RECORDS FOR THIS TASK:

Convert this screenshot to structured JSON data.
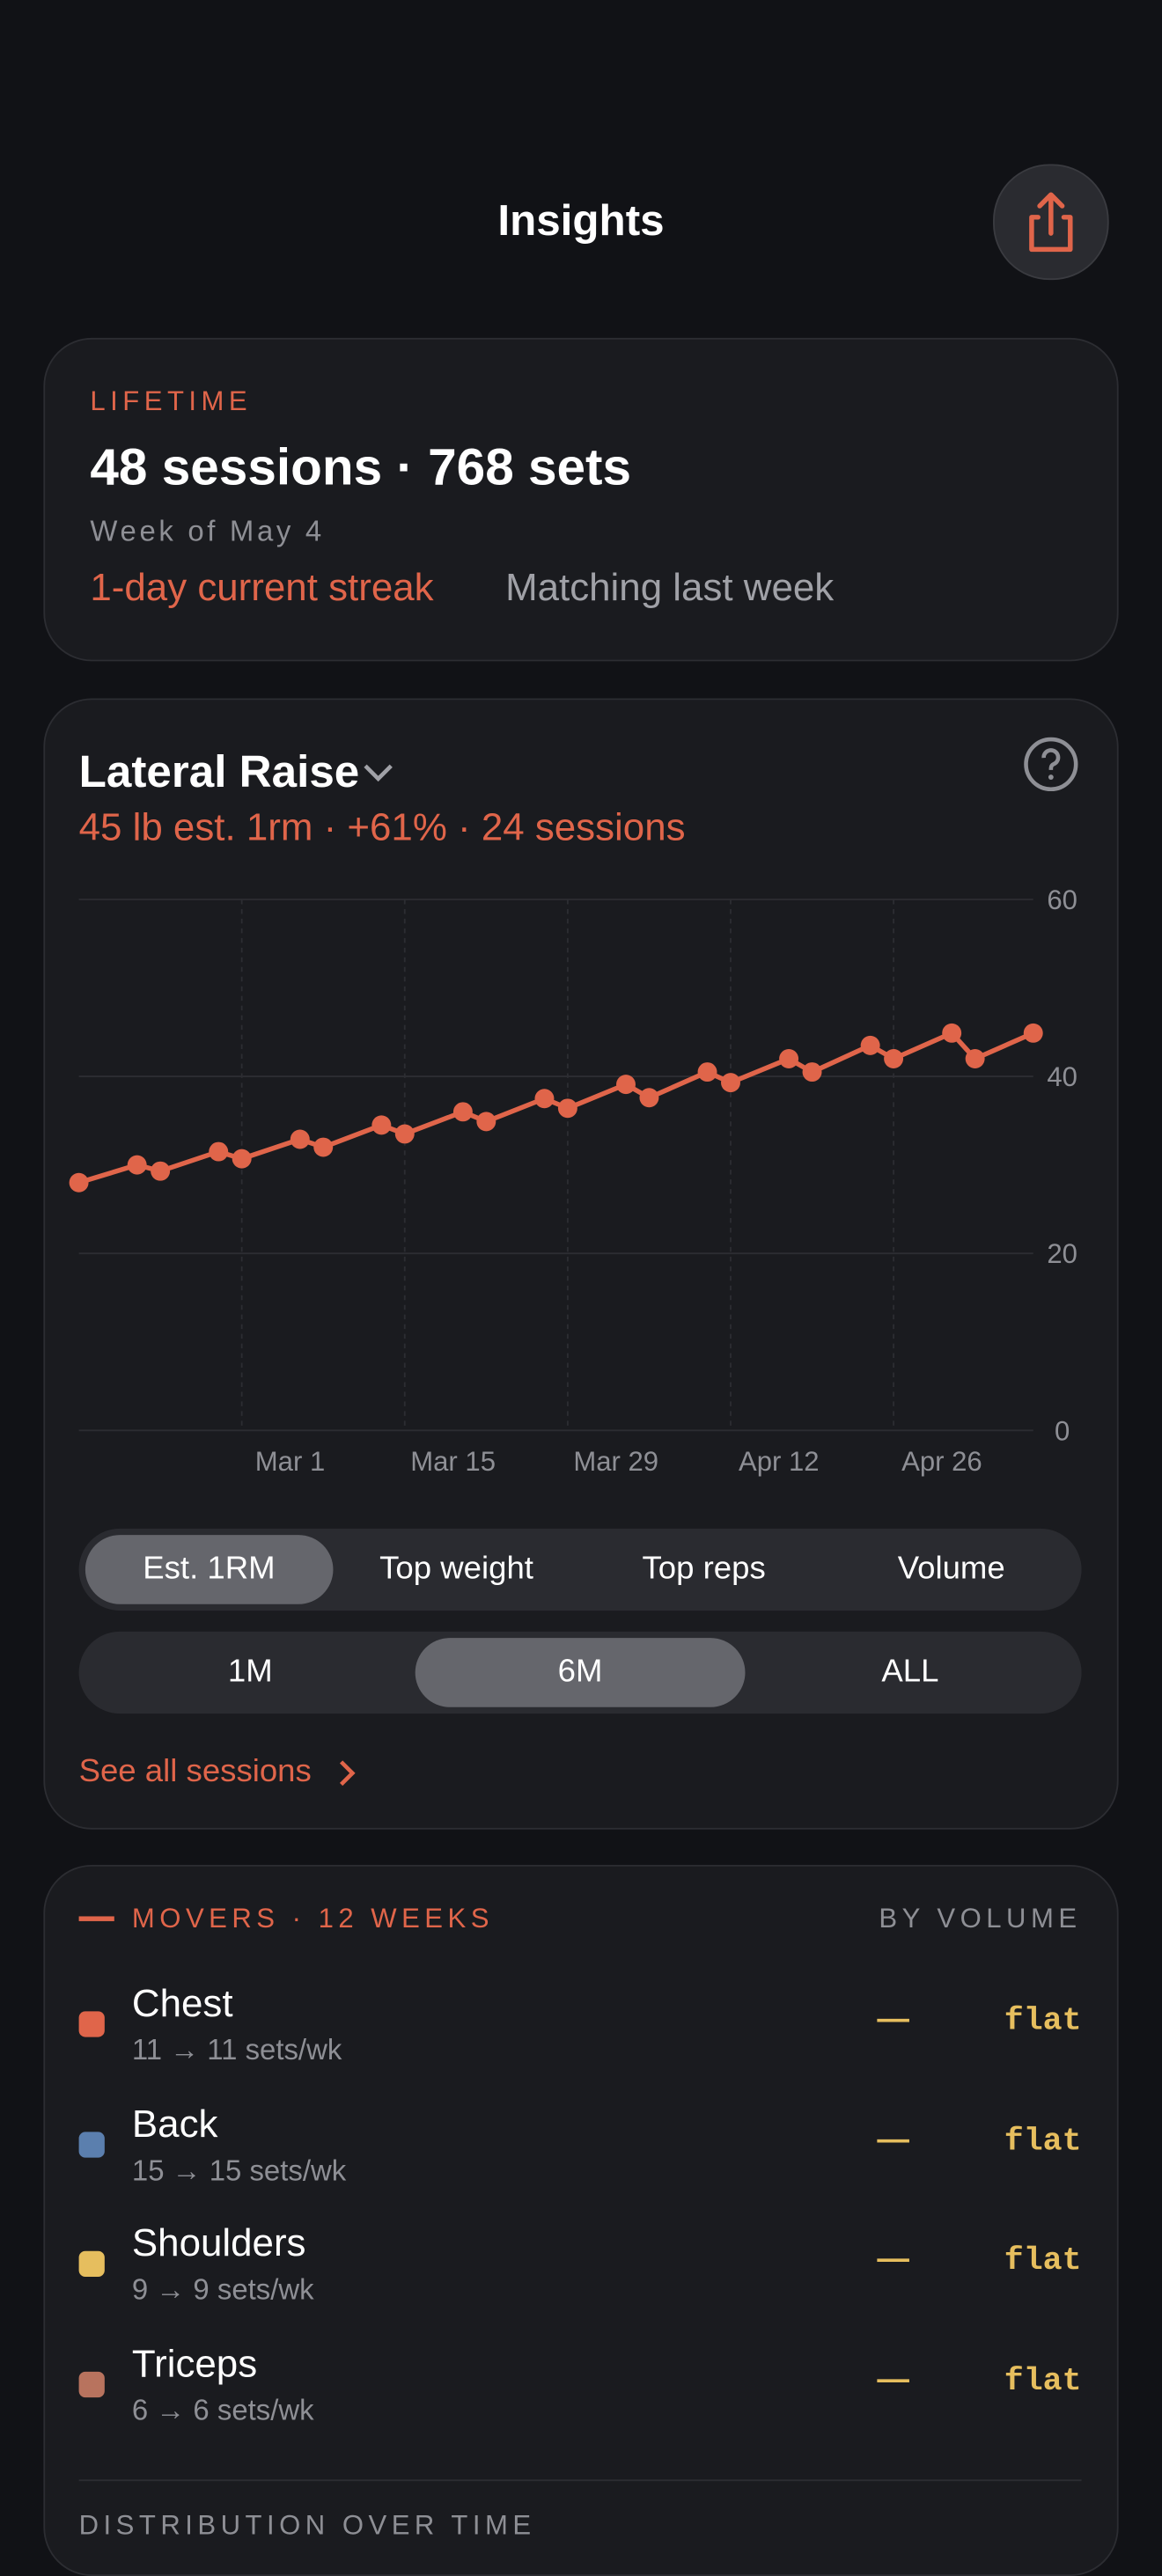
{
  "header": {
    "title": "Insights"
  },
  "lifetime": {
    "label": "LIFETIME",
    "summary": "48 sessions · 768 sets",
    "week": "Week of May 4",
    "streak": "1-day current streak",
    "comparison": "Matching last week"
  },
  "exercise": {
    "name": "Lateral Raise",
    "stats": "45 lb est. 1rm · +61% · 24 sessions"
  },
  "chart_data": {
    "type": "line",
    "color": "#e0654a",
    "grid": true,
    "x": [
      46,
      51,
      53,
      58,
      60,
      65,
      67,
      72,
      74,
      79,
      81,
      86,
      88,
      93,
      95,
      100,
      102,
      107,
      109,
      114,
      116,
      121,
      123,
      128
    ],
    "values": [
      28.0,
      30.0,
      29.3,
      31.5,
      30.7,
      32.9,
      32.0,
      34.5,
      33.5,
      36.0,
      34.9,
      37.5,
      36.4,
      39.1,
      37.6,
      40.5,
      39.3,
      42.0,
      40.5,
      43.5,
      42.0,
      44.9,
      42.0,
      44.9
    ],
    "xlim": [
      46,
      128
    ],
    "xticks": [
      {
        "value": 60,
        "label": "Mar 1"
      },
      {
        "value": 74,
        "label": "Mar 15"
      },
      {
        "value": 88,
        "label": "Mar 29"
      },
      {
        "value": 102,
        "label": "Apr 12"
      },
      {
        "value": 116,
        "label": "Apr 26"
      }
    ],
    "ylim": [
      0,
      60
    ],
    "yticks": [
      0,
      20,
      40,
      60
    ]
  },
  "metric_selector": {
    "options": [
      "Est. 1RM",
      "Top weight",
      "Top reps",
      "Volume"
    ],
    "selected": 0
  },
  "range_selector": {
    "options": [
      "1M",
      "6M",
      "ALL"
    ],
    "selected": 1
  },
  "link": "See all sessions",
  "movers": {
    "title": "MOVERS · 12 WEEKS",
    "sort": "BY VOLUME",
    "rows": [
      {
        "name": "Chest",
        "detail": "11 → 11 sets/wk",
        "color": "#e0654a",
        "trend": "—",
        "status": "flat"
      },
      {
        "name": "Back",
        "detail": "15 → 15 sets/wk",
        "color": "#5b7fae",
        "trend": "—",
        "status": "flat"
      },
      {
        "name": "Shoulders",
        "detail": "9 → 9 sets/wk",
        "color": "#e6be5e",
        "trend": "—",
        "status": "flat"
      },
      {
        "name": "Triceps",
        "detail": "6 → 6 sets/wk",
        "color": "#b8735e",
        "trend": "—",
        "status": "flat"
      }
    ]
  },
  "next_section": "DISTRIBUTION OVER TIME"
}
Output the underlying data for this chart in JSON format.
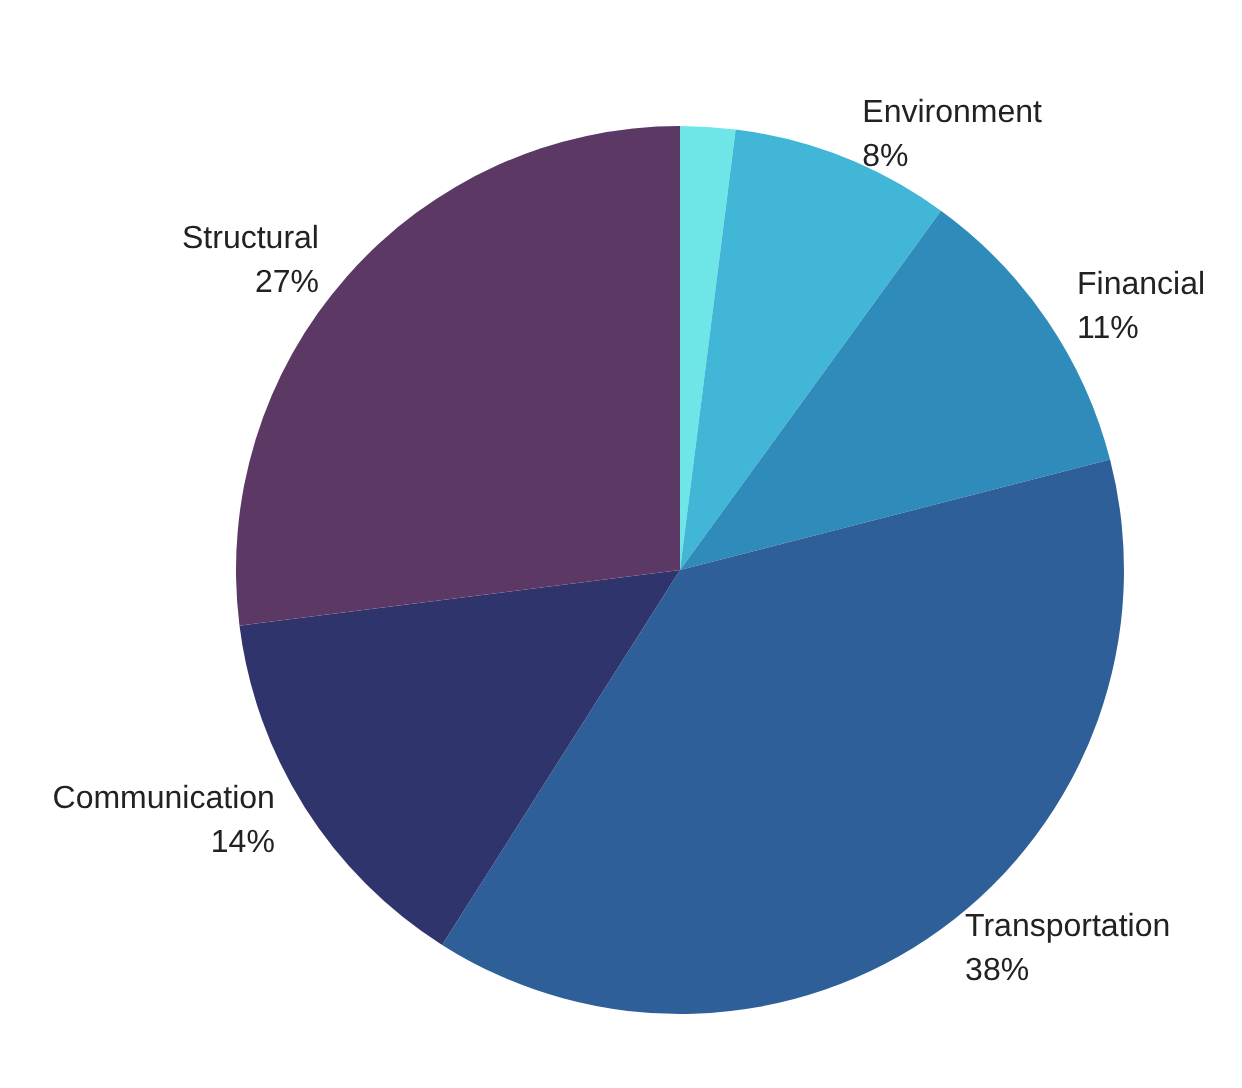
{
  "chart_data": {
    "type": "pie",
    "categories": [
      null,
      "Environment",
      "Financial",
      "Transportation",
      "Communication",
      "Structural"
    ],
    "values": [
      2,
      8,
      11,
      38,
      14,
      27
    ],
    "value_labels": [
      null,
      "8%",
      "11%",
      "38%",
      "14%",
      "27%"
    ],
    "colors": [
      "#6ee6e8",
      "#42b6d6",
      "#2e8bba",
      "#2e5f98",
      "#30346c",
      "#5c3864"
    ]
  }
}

EXERCISE DIRECTIONS: Write out the material above again, word for word, minus its pictures.

TASK SOLUTION:
Convert this screenshot to structured JSON data.
{
  "header": {
    "title": "Insights"
  },
  "lifetime": {
    "label": "LIFETIME",
    "summary": "48 sessions · 768 sets",
    "week": "Week of May 4",
    "streak": "1-day current streak",
    "comparison": "Matching last week"
  },
  "exercise": {
    "name": "Lateral Raise",
    "stats": "45 lb est. 1rm · +61% · 24 sessions"
  },
  "chart_data": {
    "type": "line",
    "color": "#e0654a",
    "grid": true,
    "x": [
      46,
      51,
      53,
      58,
      60,
      65,
      67,
      72,
      74,
      79,
      81,
      86,
      88,
      93,
      95,
      100,
      102,
      107,
      109,
      114,
      116,
      121,
      123,
      128
    ],
    "values": [
      28.0,
      30.0,
      29.3,
      31.5,
      30.7,
      32.9,
      32.0,
      34.5,
      33.5,
      36.0,
      34.9,
      37.5,
      36.4,
      39.1,
      37.6,
      40.5,
      39.3,
      42.0,
      40.5,
      43.5,
      42.0,
      44.9,
      42.0,
      44.9
    ],
    "xlim": [
      46,
      128
    ],
    "xticks": [
      {
        "value": 60,
        "label": "Mar 1"
      },
      {
        "value": 74,
        "label": "Mar 15"
      },
      {
        "value": 88,
        "label": "Mar 29"
      },
      {
        "value": 102,
        "label": "Apr 12"
      },
      {
        "value": 116,
        "label": "Apr 26"
      }
    ],
    "ylim": [
      0,
      60
    ],
    "yticks": [
      0,
      20,
      40,
      60
    ]
  },
  "metric_selector": {
    "options": [
      "Est. 1RM",
      "Top weight",
      "Top reps",
      "Volume"
    ],
    "selected": 0
  },
  "range_selector": {
    "options": [
      "1M",
      "6M",
      "ALL"
    ],
    "selected": 1
  },
  "link": "See all sessions",
  "movers": {
    "title": "MOVERS · 12 WEEKS",
    "sort": "BY VOLUME",
    "rows": [
      {
        "name": "Chest",
        "detail": "11 → 11 sets/wk",
        "color": "#e0654a",
        "trend": "—",
        "status": "flat"
      },
      {
        "name": "Back",
        "detail": "15 → 15 sets/wk",
        "color": "#5b7fae",
        "trend": "—",
        "status": "flat"
      },
      {
        "name": "Shoulders",
        "detail": "9 → 9 sets/wk",
        "color": "#e6be5e",
        "trend": "—",
        "status": "flat"
      },
      {
        "name": "Triceps",
        "detail": "6 → 6 sets/wk",
        "color": "#b8735e",
        "trend": "—",
        "status": "flat"
      }
    ]
  },
  "next_section": "DISTRIBUTION OVER TIME"
}
Output the underlying data for this chart in JSON format.
{
  "chart_data": {
    "type": "pie",
    "categories": [
      null,
      "Environment",
      "Financial",
      "Transportation",
      "Communication",
      "Structural"
    ],
    "values": [
      2,
      8,
      11,
      38,
      14,
      27
    ],
    "value_labels": [
      null,
      "8%",
      "11%",
      "38%",
      "14%",
      "27%"
    ],
    "colors": [
      "#6ee6e8",
      "#42b6d6",
      "#2e8bba",
      "#2e5f98",
      "#30346c",
      "#5c3864"
    ]
  }
}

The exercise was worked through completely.